- What is required: Please transcribe the data below exactly. Leave the pictures out.

═════ Material for this exercise

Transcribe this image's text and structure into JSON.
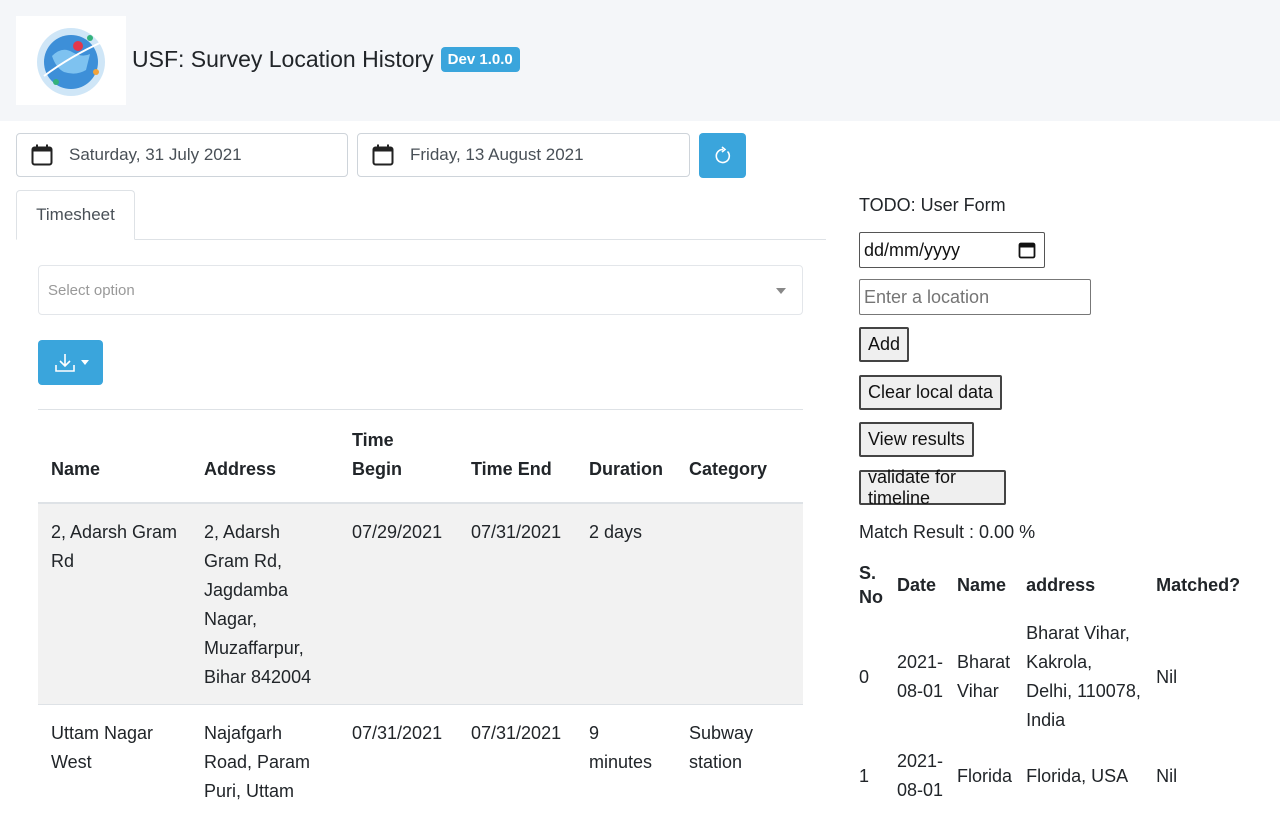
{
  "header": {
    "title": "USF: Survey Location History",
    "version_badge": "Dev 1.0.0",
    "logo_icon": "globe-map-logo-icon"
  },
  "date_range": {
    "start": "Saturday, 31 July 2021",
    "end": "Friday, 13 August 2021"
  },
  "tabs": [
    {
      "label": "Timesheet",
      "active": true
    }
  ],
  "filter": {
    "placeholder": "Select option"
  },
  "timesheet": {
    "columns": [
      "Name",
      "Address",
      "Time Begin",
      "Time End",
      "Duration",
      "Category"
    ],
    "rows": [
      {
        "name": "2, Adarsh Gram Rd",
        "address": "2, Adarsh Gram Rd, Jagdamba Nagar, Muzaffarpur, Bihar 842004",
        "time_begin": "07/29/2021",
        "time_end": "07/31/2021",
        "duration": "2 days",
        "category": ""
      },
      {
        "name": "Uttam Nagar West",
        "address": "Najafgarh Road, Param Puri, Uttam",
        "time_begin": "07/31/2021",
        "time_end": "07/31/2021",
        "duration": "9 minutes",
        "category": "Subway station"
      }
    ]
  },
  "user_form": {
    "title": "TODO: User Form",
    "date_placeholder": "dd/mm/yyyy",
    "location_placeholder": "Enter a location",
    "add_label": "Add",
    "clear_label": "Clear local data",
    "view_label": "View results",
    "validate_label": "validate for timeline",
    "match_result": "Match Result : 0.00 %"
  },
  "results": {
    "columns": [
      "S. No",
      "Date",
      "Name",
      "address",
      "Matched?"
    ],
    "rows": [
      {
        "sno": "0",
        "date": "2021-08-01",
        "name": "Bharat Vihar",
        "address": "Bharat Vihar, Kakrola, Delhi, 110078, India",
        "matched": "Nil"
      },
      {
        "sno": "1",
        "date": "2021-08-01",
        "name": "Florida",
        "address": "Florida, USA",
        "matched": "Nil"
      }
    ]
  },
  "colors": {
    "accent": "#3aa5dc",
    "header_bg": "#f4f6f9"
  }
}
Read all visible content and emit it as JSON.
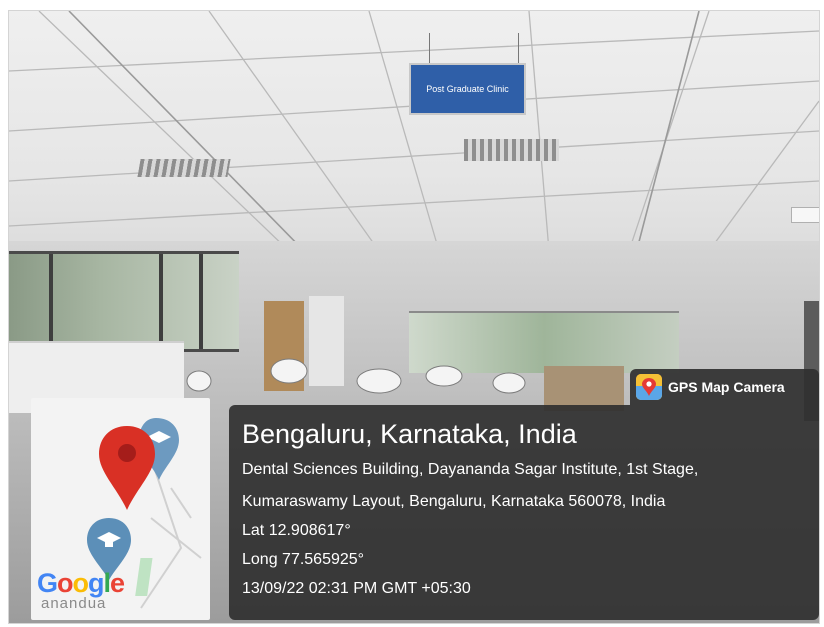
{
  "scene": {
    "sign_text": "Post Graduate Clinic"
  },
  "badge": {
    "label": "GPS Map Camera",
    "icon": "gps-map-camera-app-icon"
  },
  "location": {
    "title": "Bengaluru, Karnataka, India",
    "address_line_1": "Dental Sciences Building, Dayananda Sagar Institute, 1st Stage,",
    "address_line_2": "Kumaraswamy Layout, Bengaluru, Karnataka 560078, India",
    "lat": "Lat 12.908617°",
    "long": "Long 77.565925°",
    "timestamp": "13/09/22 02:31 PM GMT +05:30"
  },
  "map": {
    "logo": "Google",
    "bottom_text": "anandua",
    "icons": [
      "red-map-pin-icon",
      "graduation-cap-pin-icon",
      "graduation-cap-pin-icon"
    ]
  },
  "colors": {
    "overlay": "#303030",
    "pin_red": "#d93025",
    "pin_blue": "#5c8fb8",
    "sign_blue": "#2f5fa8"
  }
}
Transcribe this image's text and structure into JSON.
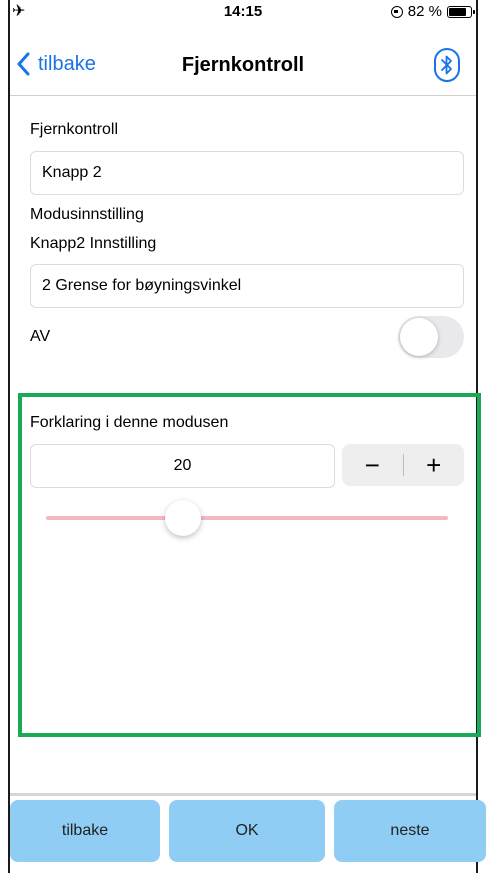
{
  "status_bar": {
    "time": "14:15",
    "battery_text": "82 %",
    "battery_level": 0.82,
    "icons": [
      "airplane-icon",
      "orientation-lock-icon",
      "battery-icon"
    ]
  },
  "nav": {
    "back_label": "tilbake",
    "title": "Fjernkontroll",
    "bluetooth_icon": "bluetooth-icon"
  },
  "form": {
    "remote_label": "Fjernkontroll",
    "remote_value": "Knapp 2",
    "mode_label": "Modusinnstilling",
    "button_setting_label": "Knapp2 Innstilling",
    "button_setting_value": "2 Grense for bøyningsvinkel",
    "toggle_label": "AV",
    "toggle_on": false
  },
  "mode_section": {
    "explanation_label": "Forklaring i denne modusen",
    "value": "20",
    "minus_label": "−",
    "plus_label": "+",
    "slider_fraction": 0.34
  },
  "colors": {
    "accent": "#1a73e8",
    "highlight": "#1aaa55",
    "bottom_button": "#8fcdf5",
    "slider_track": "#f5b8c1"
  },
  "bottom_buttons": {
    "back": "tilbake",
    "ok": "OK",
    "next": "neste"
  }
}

══════════

- Answer to the problem:
Transcribe this image's text and structure into JSON.
{
  "header": {
    "title": "USF: Survey Location History",
    "version_badge": "Dev 1.0.0",
    "logo_icon": "globe-map-logo-icon"
  },
  "date_range": {
    "start": "Saturday, 31 July 2021",
    "end": "Friday, 13 August 2021"
  },
  "tabs": [
    {
      "label": "Timesheet",
      "active": true
    }
  ],
  "filter": {
    "placeholder": "Select option"
  },
  "timesheet": {
    "columns": [
      "Name",
      "Address",
      "Time Begin",
      "Time End",
      "Duration",
      "Category"
    ],
    "rows": [
      {
        "name": "2, Adarsh Gram Rd",
        "address": "2, Adarsh Gram Rd, Jagdamba Nagar, Muzaffarpur, Bihar 842004",
        "time_begin": "07/29/2021",
        "time_end": "07/31/2021",
        "duration": "2 days",
        "category": ""
      },
      {
        "name": "Uttam Nagar West",
        "address": "Najafgarh Road, Param Puri, Uttam",
        "time_begin": "07/31/2021",
        "time_end": "07/31/2021",
        "duration": "9 minutes",
        "category": "Subway station"
      }
    ]
  },
  "user_form": {
    "title": "TODO: User Form",
    "date_placeholder": "dd/mm/yyyy",
    "location_placeholder": "Enter a location",
    "add_label": "Add",
    "clear_label": "Clear local data",
    "view_label": "View results",
    "validate_label": "validate for timeline",
    "match_result": "Match Result : 0.00 %"
  },
  "results": {
    "columns": [
      "S. No",
      "Date",
      "Name",
      "address",
      "Matched?"
    ],
    "rows": [
      {
        "sno": "0",
        "date": "2021-08-01",
        "name": "Bharat Vihar",
        "address": "Bharat Vihar, Kakrola, Delhi, 110078, India",
        "matched": "Nil"
      },
      {
        "sno": "1",
        "date": "2021-08-01",
        "name": "Florida",
        "address": "Florida, USA",
        "matched": "Nil"
      }
    ]
  },
  "colors": {
    "accent": "#3aa5dc",
    "header_bg": "#f4f6f9"
  }
}
Read all visible content and emit it as JSON.
{
  "scene": {
    "sign_text": "Post Graduate Clinic"
  },
  "badge": {
    "label": "GPS Map Camera",
    "icon": "gps-map-camera-app-icon"
  },
  "location": {
    "title": "Bengaluru, Karnataka, India",
    "address_line_1": "Dental Sciences Building, Dayananda Sagar Institute, 1st Stage,",
    "address_line_2": "Kumaraswamy Layout, Bengaluru, Karnataka 560078, India",
    "lat": "Lat 12.908617°",
    "long": "Long 77.565925°",
    "timestamp": "13/09/22 02:31 PM GMT +05:30"
  },
  "map": {
    "logo": "Google",
    "bottom_text": "anandua",
    "icons": [
      "red-map-pin-icon",
      "graduation-cap-pin-icon",
      "graduation-cap-pin-icon"
    ]
  },
  "colors": {
    "overlay": "#303030",
    "pin_red": "#d93025",
    "pin_blue": "#5c8fb8",
    "sign_blue": "#2f5fa8"
  }
}
Transcribe this image's text and structure into JSON.
{
  "status_bar": {
    "time": "14:15",
    "battery_text": "82 %",
    "battery_level": 0.82,
    "icons": [
      "airplane-icon",
      "orientation-lock-icon",
      "battery-icon"
    ]
  },
  "nav": {
    "back_label": "tilbake",
    "title": "Fjernkontroll",
    "bluetooth_icon": "bluetooth-icon"
  },
  "form": {
    "remote_label": "Fjernkontroll",
    "remote_value": "Knapp 2",
    "mode_label": "Modusinnstilling",
    "button_setting_label": "Knapp2 Innstilling",
    "button_setting_value": "2 Grense for bøyningsvinkel",
    "toggle_label": "AV",
    "toggle_on": false
  },
  "mode_section": {
    "explanation_label": "Forklaring i denne modusen",
    "value": "20",
    "minus_label": "−",
    "plus_label": "+",
    "slider_fraction": 0.34
  },
  "colors": {
    "accent": "#1a73e8",
    "highlight": "#1aaa55",
    "bottom_button": "#8fcdf5",
    "slider_track": "#f5b8c1"
  },
  "bottom_buttons": {
    "back": "tilbake",
    "ok": "OK",
    "next": "neste"
  }
}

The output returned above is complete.